*** Begin section ***

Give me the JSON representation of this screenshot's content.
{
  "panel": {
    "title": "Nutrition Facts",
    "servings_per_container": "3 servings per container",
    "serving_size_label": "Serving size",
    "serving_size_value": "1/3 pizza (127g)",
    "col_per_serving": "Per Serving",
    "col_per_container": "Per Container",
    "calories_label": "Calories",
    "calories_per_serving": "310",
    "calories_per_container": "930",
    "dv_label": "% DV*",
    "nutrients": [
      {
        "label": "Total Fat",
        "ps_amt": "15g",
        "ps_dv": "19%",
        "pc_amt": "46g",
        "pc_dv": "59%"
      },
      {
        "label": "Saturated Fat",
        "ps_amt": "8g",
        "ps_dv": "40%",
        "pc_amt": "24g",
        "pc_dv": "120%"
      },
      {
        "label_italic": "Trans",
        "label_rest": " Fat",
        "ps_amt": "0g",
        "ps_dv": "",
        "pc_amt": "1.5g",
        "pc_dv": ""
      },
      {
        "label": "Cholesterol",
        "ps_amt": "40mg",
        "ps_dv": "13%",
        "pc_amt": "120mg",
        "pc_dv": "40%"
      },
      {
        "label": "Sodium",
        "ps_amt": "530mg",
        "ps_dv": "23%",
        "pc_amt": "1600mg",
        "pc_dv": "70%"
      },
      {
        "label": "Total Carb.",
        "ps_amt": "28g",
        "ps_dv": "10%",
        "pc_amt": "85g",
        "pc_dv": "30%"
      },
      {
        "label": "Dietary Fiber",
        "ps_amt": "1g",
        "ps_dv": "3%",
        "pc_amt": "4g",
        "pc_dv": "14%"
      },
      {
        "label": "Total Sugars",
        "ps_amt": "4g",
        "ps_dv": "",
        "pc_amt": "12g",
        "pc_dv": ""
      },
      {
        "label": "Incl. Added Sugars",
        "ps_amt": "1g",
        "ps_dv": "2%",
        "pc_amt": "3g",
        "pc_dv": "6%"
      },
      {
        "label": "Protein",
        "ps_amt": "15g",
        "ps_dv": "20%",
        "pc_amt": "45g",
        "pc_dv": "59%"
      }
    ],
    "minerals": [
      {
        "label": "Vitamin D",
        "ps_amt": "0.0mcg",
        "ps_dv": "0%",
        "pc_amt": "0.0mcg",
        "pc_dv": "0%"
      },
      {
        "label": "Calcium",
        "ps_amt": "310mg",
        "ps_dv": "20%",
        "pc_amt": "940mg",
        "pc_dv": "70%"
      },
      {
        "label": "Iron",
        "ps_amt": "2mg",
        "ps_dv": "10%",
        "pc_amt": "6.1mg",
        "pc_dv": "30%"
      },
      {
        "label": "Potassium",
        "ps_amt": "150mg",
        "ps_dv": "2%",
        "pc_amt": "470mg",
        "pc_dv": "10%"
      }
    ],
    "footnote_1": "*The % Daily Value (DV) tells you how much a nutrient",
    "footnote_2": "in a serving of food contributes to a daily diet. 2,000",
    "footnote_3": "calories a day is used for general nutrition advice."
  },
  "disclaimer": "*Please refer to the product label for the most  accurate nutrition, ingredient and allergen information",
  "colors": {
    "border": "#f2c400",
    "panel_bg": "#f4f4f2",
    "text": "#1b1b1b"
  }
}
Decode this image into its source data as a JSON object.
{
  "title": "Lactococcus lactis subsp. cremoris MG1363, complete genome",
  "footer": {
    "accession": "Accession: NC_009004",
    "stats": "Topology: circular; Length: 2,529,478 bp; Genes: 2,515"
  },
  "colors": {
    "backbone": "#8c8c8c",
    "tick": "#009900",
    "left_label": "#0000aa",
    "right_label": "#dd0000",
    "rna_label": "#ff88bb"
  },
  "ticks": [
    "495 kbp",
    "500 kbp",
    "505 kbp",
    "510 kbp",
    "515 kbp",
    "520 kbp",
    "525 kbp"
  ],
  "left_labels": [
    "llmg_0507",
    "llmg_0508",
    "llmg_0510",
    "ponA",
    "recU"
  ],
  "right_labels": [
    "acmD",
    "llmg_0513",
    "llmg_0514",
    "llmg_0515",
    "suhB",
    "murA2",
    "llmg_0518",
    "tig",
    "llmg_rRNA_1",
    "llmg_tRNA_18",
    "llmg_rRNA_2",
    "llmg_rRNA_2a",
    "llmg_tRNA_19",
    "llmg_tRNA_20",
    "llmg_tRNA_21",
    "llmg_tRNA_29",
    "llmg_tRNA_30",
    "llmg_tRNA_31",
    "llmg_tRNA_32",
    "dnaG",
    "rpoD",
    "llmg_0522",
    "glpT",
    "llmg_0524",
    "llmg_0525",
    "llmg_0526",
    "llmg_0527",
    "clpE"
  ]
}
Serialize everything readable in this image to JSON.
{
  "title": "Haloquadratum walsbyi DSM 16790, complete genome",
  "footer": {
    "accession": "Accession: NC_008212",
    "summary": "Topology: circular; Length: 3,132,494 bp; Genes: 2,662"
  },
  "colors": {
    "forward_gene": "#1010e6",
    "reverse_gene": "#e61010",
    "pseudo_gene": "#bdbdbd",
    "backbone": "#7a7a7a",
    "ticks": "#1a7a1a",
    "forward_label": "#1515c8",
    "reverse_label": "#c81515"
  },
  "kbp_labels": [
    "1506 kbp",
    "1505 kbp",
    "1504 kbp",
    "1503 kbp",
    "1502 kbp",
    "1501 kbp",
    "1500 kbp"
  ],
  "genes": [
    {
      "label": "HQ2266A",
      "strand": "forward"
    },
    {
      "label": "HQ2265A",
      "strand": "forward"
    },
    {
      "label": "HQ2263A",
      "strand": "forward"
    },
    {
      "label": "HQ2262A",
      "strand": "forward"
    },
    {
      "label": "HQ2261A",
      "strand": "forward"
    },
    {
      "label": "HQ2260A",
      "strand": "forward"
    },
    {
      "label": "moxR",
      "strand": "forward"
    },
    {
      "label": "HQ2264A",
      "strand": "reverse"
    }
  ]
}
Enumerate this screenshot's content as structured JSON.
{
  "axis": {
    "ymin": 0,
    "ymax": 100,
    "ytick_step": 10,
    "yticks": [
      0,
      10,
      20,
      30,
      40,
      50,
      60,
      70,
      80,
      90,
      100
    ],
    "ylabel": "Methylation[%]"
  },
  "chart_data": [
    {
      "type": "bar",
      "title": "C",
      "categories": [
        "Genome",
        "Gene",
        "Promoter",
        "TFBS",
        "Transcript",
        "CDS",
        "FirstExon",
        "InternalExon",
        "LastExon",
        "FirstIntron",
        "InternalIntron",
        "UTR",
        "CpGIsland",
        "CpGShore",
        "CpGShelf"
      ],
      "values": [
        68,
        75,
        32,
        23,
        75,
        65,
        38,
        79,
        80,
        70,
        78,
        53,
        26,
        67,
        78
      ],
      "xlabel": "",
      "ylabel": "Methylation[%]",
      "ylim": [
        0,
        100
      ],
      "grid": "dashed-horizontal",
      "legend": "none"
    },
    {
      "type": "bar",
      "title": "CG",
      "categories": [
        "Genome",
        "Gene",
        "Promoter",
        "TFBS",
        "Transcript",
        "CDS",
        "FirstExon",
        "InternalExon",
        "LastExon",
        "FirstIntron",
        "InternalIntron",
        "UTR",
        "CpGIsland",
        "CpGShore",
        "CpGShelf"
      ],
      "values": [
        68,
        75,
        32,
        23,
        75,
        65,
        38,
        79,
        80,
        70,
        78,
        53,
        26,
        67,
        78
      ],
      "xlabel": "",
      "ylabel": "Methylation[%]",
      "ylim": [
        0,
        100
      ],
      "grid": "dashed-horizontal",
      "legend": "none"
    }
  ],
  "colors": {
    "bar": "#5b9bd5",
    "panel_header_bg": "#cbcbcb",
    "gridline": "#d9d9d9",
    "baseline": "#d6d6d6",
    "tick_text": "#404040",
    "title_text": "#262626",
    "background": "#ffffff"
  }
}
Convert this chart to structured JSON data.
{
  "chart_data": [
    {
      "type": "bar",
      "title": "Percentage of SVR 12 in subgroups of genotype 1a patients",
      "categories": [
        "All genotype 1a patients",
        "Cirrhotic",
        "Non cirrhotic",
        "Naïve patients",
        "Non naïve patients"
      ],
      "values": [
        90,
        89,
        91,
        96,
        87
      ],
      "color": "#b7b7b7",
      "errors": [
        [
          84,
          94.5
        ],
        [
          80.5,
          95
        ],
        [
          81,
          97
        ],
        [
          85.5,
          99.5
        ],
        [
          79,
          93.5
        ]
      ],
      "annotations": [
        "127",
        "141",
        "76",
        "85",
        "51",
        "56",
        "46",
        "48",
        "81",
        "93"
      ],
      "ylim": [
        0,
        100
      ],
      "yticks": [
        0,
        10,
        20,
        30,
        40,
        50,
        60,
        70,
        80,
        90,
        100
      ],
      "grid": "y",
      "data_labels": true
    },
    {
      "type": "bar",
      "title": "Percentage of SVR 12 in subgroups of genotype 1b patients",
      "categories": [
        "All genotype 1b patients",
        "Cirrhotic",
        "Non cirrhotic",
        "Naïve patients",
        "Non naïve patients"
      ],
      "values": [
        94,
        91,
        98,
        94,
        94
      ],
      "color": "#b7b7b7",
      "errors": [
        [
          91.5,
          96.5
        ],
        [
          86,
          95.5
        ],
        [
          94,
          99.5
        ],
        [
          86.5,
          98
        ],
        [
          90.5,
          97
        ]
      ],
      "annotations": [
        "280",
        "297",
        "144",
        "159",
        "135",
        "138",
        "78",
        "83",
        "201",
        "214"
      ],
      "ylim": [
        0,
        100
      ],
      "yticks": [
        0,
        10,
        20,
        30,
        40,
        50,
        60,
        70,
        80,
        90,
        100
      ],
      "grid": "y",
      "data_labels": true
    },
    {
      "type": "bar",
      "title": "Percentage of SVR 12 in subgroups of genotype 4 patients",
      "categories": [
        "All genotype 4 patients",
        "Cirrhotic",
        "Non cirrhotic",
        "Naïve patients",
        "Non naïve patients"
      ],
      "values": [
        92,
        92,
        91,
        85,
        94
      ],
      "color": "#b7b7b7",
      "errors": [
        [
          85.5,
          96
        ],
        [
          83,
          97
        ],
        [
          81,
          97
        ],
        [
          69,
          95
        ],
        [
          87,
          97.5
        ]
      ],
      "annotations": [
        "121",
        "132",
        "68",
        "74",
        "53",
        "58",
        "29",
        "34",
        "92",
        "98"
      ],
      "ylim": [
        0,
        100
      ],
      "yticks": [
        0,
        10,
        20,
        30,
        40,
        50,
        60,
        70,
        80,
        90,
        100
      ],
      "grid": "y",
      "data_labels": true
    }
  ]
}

*** End section ***

What this task involves
Where in the records above does the word "JSON" appear? Copy each line that holds it.

Finished exercise
Give me the JSON representation of this screenshot's content.
Decode this image into its source data as a JSON object.
Serialize everything readable in this image to JSON.
Enumerate this screenshot's content as structured JSON.
Convert this chart to structured JSON data.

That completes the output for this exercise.